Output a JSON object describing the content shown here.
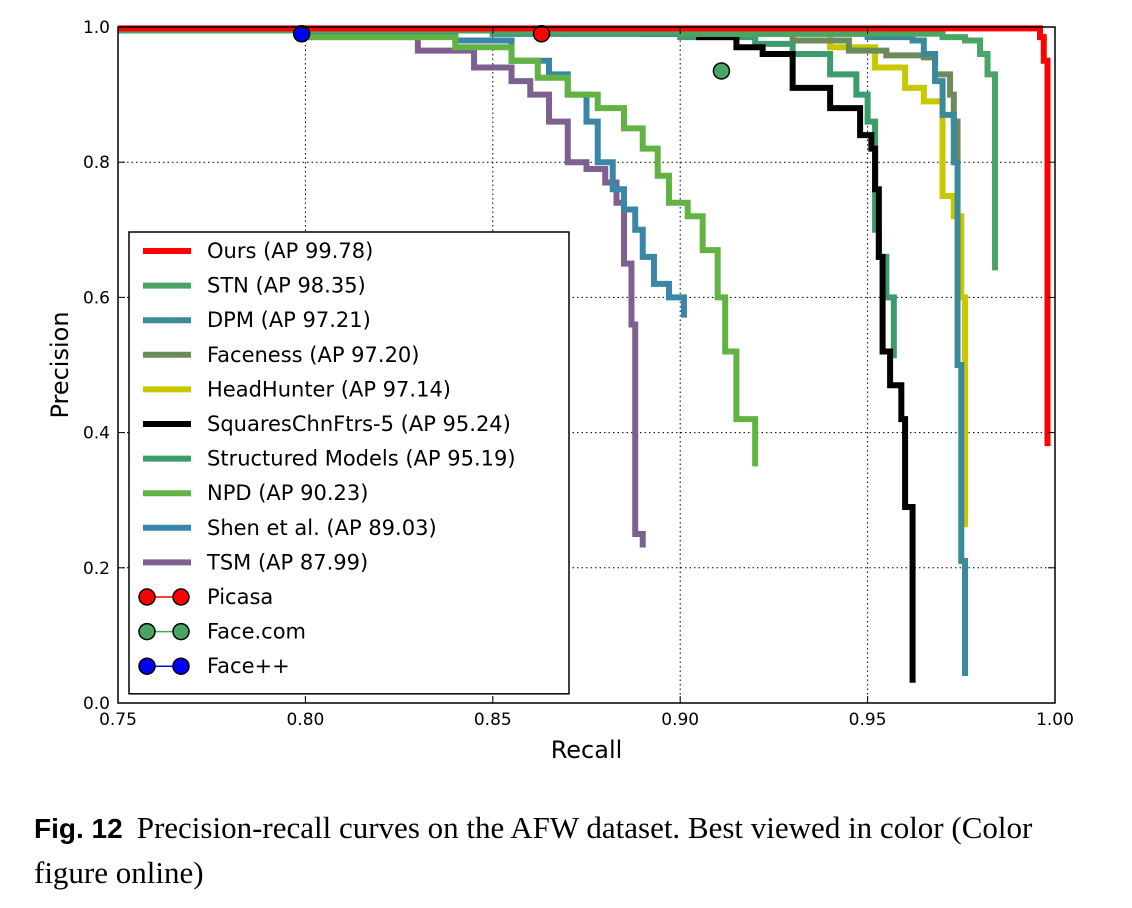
{
  "caption": {
    "label": "Fig. 12",
    "text": "Precision-recall curves on the AFW dataset. Best viewed in color (Color figure online)"
  },
  "chart_data": {
    "type": "line",
    "xlabel": "Recall",
    "ylabel": "Precision",
    "xlim": [
      0.75,
      1.0
    ],
    "ylim": [
      0.0,
      1.0
    ],
    "xticks": [
      "0.75",
      "0.80",
      "0.85",
      "0.90",
      "0.95",
      "1.00"
    ],
    "yticks": [
      "0.0",
      "0.2",
      "0.4",
      "0.6",
      "0.8",
      "1.0"
    ],
    "grid": true,
    "legend_position": "lower-left",
    "series": [
      {
        "name": "Ours (AP 99.78)",
        "color": "#ff0000",
        "points": [
          [
            0.75,
            0.998
          ],
          [
            0.85,
            0.998
          ],
          [
            0.95,
            0.998
          ],
          [
            0.995,
            0.998
          ],
          [
            0.996,
            0.985
          ],
          [
            0.997,
            0.97
          ],
          [
            0.997,
            0.95
          ],
          [
            0.998,
            0.9
          ],
          [
            0.998,
            0.38
          ]
        ]
      },
      {
        "name": "STN (AP 98.35)",
        "color": "#4aa564",
        "points": [
          [
            0.75,
            0.995
          ],
          [
            0.85,
            0.992
          ],
          [
            0.9,
            0.99
          ],
          [
            0.95,
            0.99
          ],
          [
            0.97,
            0.985
          ],
          [
            0.976,
            0.98
          ],
          [
            0.98,
            0.96
          ],
          [
            0.982,
            0.93
          ],
          [
            0.984,
            0.9
          ],
          [
            0.984,
            0.8
          ],
          [
            0.984,
            0.64
          ]
        ]
      },
      {
        "name": "DPM (AP 97.21)",
        "color": "#3a8a9a",
        "points": [
          [
            0.75,
            0.995
          ],
          [
            0.85,
            0.99
          ],
          [
            0.9,
            0.99
          ],
          [
            0.95,
            0.985
          ],
          [
            0.962,
            0.98
          ],
          [
            0.965,
            0.96
          ],
          [
            0.968,
            0.92
          ],
          [
            0.97,
            0.87
          ],
          [
            0.973,
            0.8
          ],
          [
            0.974,
            0.72
          ],
          [
            0.974,
            0.5
          ],
          [
            0.975,
            0.4
          ],
          [
            0.975,
            0.21
          ],
          [
            0.976,
            0.15
          ],
          [
            0.976,
            0.04
          ]
        ]
      },
      {
        "name": "Faceness (AP 97.20)",
        "color": "#6d8a5a",
        "points": [
          [
            0.75,
            0.995
          ],
          [
            0.9,
            0.99
          ],
          [
            0.93,
            0.98
          ],
          [
            0.945,
            0.965
          ],
          [
            0.955,
            0.958
          ],
          [
            0.965,
            0.955
          ],
          [
            0.968,
            0.93
          ],
          [
            0.972,
            0.9
          ],
          [
            0.973,
            0.86
          ],
          [
            0.974,
            0.8
          ]
        ]
      },
      {
        "name": "HeadHunter (AP 97.14)",
        "color": "#c8c800",
        "points": [
          [
            0.75,
            0.995
          ],
          [
            0.9,
            0.99
          ],
          [
            0.94,
            0.97
          ],
          [
            0.952,
            0.94
          ],
          [
            0.96,
            0.91
          ],
          [
            0.965,
            0.89
          ],
          [
            0.97,
            0.88
          ],
          [
            0.97,
            0.8
          ],
          [
            0.97,
            0.75
          ],
          [
            0.973,
            0.72
          ],
          [
            0.975,
            0.6
          ],
          [
            0.976,
            0.42
          ],
          [
            0.976,
            0.26
          ]
        ]
      },
      {
        "name": "SquaresChnFtrs-5 (AP 95.24)",
        "color": "#000000",
        "points": [
          [
            0.75,
            0.995
          ],
          [
            0.89,
            0.99
          ],
          [
            0.905,
            0.985
          ],
          [
            0.915,
            0.97
          ],
          [
            0.922,
            0.96
          ],
          [
            0.93,
            0.91
          ],
          [
            0.94,
            0.88
          ],
          [
            0.948,
            0.84
          ],
          [
            0.951,
            0.82
          ],
          [
            0.952,
            0.76
          ],
          [
            0.953,
            0.66
          ],
          [
            0.954,
            0.52
          ],
          [
            0.956,
            0.47
          ],
          [
            0.959,
            0.42
          ],
          [
            0.96,
            0.29
          ],
          [
            0.962,
            0.03
          ]
        ]
      },
      {
        "name": "Structured Models (AP 95.19)",
        "color": "#3c9c6c",
        "points": [
          [
            0.75,
            0.995
          ],
          [
            0.85,
            0.99
          ],
          [
            0.9,
            0.985
          ],
          [
            0.92,
            0.975
          ],
          [
            0.93,
            0.96
          ],
          [
            0.94,
            0.93
          ],
          [
            0.947,
            0.9
          ],
          [
            0.95,
            0.86
          ],
          [
            0.952,
            0.7
          ],
          [
            0.953,
            0.66
          ],
          [
            0.955,
            0.6
          ],
          [
            0.957,
            0.51
          ]
        ]
      },
      {
        "name": "NPD (AP 90.23)",
        "color": "#62b244",
        "points": [
          [
            0.75,
            0.995
          ],
          [
            0.8,
            0.985
          ],
          [
            0.84,
            0.97
          ],
          [
            0.855,
            0.95
          ],
          [
            0.862,
            0.925
          ],
          [
            0.87,
            0.9
          ],
          [
            0.878,
            0.88
          ],
          [
            0.885,
            0.85
          ],
          [
            0.89,
            0.82
          ],
          [
            0.894,
            0.78
          ],
          [
            0.897,
            0.74
          ],
          [
            0.902,
            0.72
          ],
          [
            0.906,
            0.67
          ],
          [
            0.91,
            0.6
          ],
          [
            0.912,
            0.52
          ],
          [
            0.915,
            0.42
          ],
          [
            0.92,
            0.35
          ]
        ]
      },
      {
        "name": "Shen et al. (AP 89.03)",
        "color": "#3a86a8",
        "points": [
          [
            0.75,
            0.995
          ],
          [
            0.8,
            0.99
          ],
          [
            0.84,
            0.98
          ],
          [
            0.855,
            0.95
          ],
          [
            0.865,
            0.93
          ],
          [
            0.87,
            0.9
          ],
          [
            0.875,
            0.86
          ],
          [
            0.878,
            0.8
          ],
          [
            0.882,
            0.76
          ],
          [
            0.885,
            0.73
          ],
          [
            0.888,
            0.7
          ],
          [
            0.89,
            0.66
          ],
          [
            0.893,
            0.62
          ],
          [
            0.897,
            0.6
          ],
          [
            0.901,
            0.57
          ]
        ]
      },
      {
        "name": "TSM (AP 87.99)",
        "color": "#7d6090",
        "points": [
          [
            0.75,
            0.995
          ],
          [
            0.8,
            0.985
          ],
          [
            0.83,
            0.965
          ],
          [
            0.845,
            0.94
          ],
          [
            0.855,
            0.92
          ],
          [
            0.86,
            0.9
          ],
          [
            0.865,
            0.86
          ],
          [
            0.87,
            0.8
          ],
          [
            0.875,
            0.79
          ],
          [
            0.88,
            0.77
          ],
          [
            0.883,
            0.74
          ],
          [
            0.885,
            0.65
          ],
          [
            0.887,
            0.56
          ],
          [
            0.888,
            0.35
          ],
          [
            0.888,
            0.25
          ],
          [
            0.89,
            0.23
          ]
        ]
      }
    ],
    "points": [
      {
        "name": "Picasa",
        "color": "#ff0000",
        "x": 0.863,
        "y": 0.99
      },
      {
        "name": "Face.com",
        "color": "#4aa564",
        "x": 0.911,
        "y": 0.935
      },
      {
        "name": "Face++",
        "color": "#0000ff",
        "x": 0.799,
        "y": 0.99
      }
    ]
  }
}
□ □ □ □ □
# [WHAT TO PRODUCE]
List all lines above in which the string "Precision" appears.

# [EXERCISE ANSWER]
    "text": "Precision-recall curves on the AFW dataset. Best viewed in color (Color figure online)"
    "ylabel": "Precision",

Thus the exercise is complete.